> **WRITTEN INSTRUCTION**:
The data below needs to be returned exactly, line for line.
────────
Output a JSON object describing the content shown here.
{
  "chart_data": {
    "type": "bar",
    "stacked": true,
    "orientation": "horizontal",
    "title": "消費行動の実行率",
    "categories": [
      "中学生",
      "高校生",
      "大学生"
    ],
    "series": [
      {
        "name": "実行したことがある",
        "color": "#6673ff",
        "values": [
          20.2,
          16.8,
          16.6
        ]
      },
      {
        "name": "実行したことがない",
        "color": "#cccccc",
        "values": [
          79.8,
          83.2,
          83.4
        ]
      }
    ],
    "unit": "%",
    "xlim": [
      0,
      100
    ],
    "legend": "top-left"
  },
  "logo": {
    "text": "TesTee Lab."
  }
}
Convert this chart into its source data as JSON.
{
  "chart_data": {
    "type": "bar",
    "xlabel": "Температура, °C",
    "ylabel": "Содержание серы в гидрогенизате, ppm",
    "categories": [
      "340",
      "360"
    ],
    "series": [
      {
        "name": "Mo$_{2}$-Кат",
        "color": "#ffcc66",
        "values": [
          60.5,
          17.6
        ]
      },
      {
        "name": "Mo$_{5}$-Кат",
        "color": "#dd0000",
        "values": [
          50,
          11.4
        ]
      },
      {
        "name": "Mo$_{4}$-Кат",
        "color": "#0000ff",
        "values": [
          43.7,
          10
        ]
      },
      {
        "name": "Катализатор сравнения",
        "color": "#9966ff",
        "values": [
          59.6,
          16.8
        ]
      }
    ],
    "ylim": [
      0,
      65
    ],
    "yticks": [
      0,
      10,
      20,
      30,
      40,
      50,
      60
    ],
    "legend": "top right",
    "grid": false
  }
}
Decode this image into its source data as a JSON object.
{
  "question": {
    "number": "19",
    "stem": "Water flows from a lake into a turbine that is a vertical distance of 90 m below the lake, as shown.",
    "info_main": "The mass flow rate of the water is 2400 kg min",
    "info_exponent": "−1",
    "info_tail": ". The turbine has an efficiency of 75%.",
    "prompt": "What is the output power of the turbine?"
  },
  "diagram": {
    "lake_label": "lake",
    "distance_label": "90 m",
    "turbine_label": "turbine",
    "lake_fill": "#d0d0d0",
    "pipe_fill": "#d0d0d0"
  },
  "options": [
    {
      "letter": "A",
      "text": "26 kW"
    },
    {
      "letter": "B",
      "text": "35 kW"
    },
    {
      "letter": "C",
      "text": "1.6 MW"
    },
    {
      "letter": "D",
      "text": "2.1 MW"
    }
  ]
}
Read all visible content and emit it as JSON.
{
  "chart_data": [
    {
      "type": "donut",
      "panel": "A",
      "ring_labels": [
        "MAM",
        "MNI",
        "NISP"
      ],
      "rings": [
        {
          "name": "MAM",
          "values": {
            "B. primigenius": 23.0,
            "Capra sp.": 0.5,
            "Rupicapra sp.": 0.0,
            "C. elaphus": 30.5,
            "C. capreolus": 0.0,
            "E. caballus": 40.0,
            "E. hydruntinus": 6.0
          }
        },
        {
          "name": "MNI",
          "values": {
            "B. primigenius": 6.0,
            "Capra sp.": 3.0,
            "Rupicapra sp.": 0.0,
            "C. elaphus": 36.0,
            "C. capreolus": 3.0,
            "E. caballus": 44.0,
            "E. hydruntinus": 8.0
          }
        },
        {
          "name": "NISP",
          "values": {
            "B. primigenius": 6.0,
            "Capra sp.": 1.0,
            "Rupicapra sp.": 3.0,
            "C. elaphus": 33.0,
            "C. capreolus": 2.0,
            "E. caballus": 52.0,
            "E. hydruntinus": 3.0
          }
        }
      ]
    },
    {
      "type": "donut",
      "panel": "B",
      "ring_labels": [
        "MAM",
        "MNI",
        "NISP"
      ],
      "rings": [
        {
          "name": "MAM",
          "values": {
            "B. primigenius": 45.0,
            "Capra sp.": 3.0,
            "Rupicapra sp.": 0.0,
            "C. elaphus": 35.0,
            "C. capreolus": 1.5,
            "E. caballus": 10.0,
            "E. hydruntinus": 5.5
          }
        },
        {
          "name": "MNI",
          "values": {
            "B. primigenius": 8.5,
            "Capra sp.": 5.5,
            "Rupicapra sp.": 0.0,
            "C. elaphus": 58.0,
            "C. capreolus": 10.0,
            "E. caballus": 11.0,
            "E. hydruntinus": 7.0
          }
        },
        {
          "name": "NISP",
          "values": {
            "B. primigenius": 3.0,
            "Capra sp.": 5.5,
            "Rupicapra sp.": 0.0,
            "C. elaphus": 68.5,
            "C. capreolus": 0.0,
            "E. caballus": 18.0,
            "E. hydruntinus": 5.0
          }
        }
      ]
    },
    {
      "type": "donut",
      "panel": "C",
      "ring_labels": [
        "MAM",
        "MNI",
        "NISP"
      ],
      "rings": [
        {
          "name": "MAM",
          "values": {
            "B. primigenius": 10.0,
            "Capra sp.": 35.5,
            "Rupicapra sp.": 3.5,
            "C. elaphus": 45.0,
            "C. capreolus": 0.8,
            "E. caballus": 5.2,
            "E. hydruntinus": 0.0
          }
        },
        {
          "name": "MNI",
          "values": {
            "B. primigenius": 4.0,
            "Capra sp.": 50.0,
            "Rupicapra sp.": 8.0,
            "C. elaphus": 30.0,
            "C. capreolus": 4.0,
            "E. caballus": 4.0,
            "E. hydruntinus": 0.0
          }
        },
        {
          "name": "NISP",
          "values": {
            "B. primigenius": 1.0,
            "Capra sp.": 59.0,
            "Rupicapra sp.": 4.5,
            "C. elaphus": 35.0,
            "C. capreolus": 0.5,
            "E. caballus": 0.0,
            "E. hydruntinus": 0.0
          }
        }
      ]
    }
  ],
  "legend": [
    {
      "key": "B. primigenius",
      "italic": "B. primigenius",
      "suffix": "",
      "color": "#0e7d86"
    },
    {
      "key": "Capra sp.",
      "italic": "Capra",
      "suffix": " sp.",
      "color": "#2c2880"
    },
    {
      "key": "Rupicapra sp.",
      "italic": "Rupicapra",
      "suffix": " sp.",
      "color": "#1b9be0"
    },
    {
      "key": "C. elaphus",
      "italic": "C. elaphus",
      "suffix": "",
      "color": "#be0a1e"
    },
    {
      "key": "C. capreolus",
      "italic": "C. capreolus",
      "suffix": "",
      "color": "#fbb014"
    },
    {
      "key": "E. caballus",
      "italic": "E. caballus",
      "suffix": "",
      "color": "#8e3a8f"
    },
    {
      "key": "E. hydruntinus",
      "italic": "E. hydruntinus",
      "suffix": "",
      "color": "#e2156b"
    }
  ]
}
────────
> **RESULT OF THIS TASK**:
Output a JSON object describing the content shown here.
{
  "chart_data": {
    "type": "bar",
    "stacked": true,
    "orientation": "horizontal",
    "title": "消費行動の実行率",
    "categories": [
      "中学生",
      "高校生",
      "大学生"
    ],
    "series": [
      {
        "name": "実行したことがある",
        "color": "#6673ff",
        "values": [
          20.2,
          16.8,
          16.6
        ]
      },
      {
        "name": "実行したことがない",
        "color": "#cccccc",
        "values": [
          79.8,
          83.2,
          83.4
        ]
      }
    ],
    "unit": "%",
    "xlim": [
      0,
      100
    ],
    "legend": "top-left"
  },
  "logo": {
    "text": "TesTee Lab."
  }
}
Convert this chart into its source data as JSON.
{
  "chart_data": {
    "type": "bar",
    "xlabel": "Температура, °C",
    "ylabel": "Содержание серы в гидрогенизате, ppm",
    "categories": [
      "340",
      "360"
    ],
    "series": [
      {
        "name": "Mo$_{2}$-Кат",
        "color": "#ffcc66",
        "values": [
          60.5,
          17.6
        ]
      },
      {
        "name": "Mo$_{5}$-Кат",
        "color": "#dd0000",
        "values": [
          50,
          11.4
        ]
      },
      {
        "name": "Mo$_{4}$-Кат",
        "color": "#0000ff",
        "values": [
          43.7,
          10
        ]
      },
      {
        "name": "Катализатор сравнения",
        "color": "#9966ff",
        "values": [
          59.6,
          16.8
        ]
      }
    ],
    "ylim": [
      0,
      65
    ],
    "yticks": [
      0,
      10,
      20,
      30,
      40,
      50,
      60
    ],
    "legend": "top right",
    "grid": false
  }
}
Decode this image into its source data as a JSON object.
{
  "question": {
    "number": "19",
    "stem": "Water flows from a lake into a turbine that is a vertical distance of 90 m below the lake, as shown.",
    "info_main": "The mass flow rate of the water is 2400 kg min",
    "info_exponent": "−1",
    "info_tail": ". The turbine has an efficiency of 75%.",
    "prompt": "What is the output power of the turbine?"
  },
  "diagram": {
    "lake_label": "lake",
    "distance_label": "90 m",
    "turbine_label": "turbine",
    "lake_fill": "#d0d0d0",
    "pipe_fill": "#d0d0d0"
  },
  "options": [
    {
      "letter": "A",
      "text": "26 kW"
    },
    {
      "letter": "B",
      "text": "35 kW"
    },
    {
      "letter": "C",
      "text": "1.6 MW"
    },
    {
      "letter": "D",
      "text": "2.1 MW"
    }
  ]
}
Read all visible content and emit it as JSON.
{
  "chart_data": [
    {
      "type": "donut",
      "panel": "A",
      "ring_labels": [
        "MAM",
        "MNI",
        "NISP"
      ],
      "rings": [
        {
          "name": "MAM",
          "values": {
            "B. primigenius": 23.0,
            "Capra sp.": 0.5,
            "Rupicapra sp.": 0.0,
            "C. elaphus": 30.5,
            "C. capreolus": 0.0,
            "E. caballus": 40.0,
            "E. hydruntinus": 6.0
          }
        },
        {
          "name": "MNI",
          "values": {
            "B. primigenius": 6.0,
            "Capra sp.": 3.0,
            "Rupicapra sp.": 0.0,
            "C. elaphus": 36.0,
            "C. capreolus": 3.0,
            "E. caballus": 44.0,
            "E. hydruntinus": 8.0
          }
        },
        {
          "name": "NISP",
          "values": {
            "B. primigenius": 6.0,
            "Capra sp.": 1.0,
            "Rupicapra sp.": 3.0,
            "C. elaphus": 33.0,
            "C. capreolus": 2.0,
            "E. caballus": 52.0,
            "E. hydruntinus": 3.0
          }
        }
      ]
    },
    {
      "type": "donut",
      "panel": "B",
      "ring_labels": [
        "MAM",
        "MNI",
        "NISP"
      ],
      "rings": [
        {
          "name": "MAM",
          "values": {
            "B. primigenius": 45.0,
            "Capra sp.": 3.0,
            "Rupicapra sp.": 0.0,
            "C. elaphus": 35.0,
            "C. capreolus": 1.5,
            "E. caballus": 10.0,
            "E. hydruntinus": 5.5
          }
        },
        {
          "name": "MNI",
          "values": {
            "B. primigenius": 8.5,
            "Capra sp.": 5.5,
            "Rupicapra sp.": 0.0,
            "C. elaphus": 58.0,
            "C. capreolus": 10.0,
            "E. caballus": 11.0,
            "E. hydruntinus": 7.0
          }
        },
        {
          "name": "NISP",
          "values": {
            "B. primigenius": 3.0,
            "Capra sp.": 5.5,
            "Rupicapra sp.": 0.0,
            "C. elaphus": 68.5,
            "C. capreolus": 0.0,
            "E. caballus": 18.0,
            "E. hydruntinus": 5.0
          }
        }
      ]
    },
    {
      "type": "donut",
      "panel": "C",
      "ring_labels": [
        "MAM",
        "MNI",
        "NISP"
      ],
      "rings": [
        {
          "name": "MAM",
          "values": {
            "B. primigenius": 10.0,
            "Capra sp.": 35.5,
            "Rupicapra sp.": 3.5,
            "C. elaphus": 45.0,
            "C. capreolus": 0.8,
            "E. caballus": 5.2,
            "E. hydruntinus": 0.0
          }
        },
        {
          "name": "MNI",
          "values": {
            "B. primigenius": 4.0,
            "Capra sp.": 50.0,
            "Rupicapra sp.": 8.0,
            "C. elaphus": 30.0,
            "C. capreolus": 4.0,
            "E. caballus": 4.0,
            "E. hydruntinus": 0.0
          }
        },
        {
          "name": "NISP",
          "values": {
            "B. primigenius": 1.0,
            "Capra sp.": 59.0,
            "Rupicapra sp.": 4.5,
            "C. elaphus": 35.0,
            "C. capreolus": 0.5,
            "E. caballus": 0.0,
            "E. hydruntinus": 0.0
          }
        }
      ]
    }
  ],
  "legend": [
    {
      "key": "B. primigenius",
      "italic": "B. primigenius",
      "suffix": "",
      "color": "#0e7d86"
    },
    {
      "key": "Capra sp.",
      "italic": "Capra",
      "suffix": " sp.",
      "color": "#2c2880"
    },
    {
      "key": "Rupicapra sp.",
      "italic": "Rupicapra",
      "suffix": " sp.",
      "color": "#1b9be0"
    },
    {
      "key": "C. elaphus",
      "italic": "C. elaphus",
      "suffix": "",
      "color": "#be0a1e"
    },
    {
      "key": "C. capreolus",
      "italic": "C. capreolus",
      "suffix": "",
      "color": "#fbb014"
    },
    {
      "key": "E. caballus",
      "italic": "E. caballus",
      "suffix": "",
      "color": "#8e3a8f"
    },
    {
      "key": "E. hydruntinus",
      "italic": "E. hydruntinus",
      "suffix": "",
      "color": "#e2156b"
    }
  ]
}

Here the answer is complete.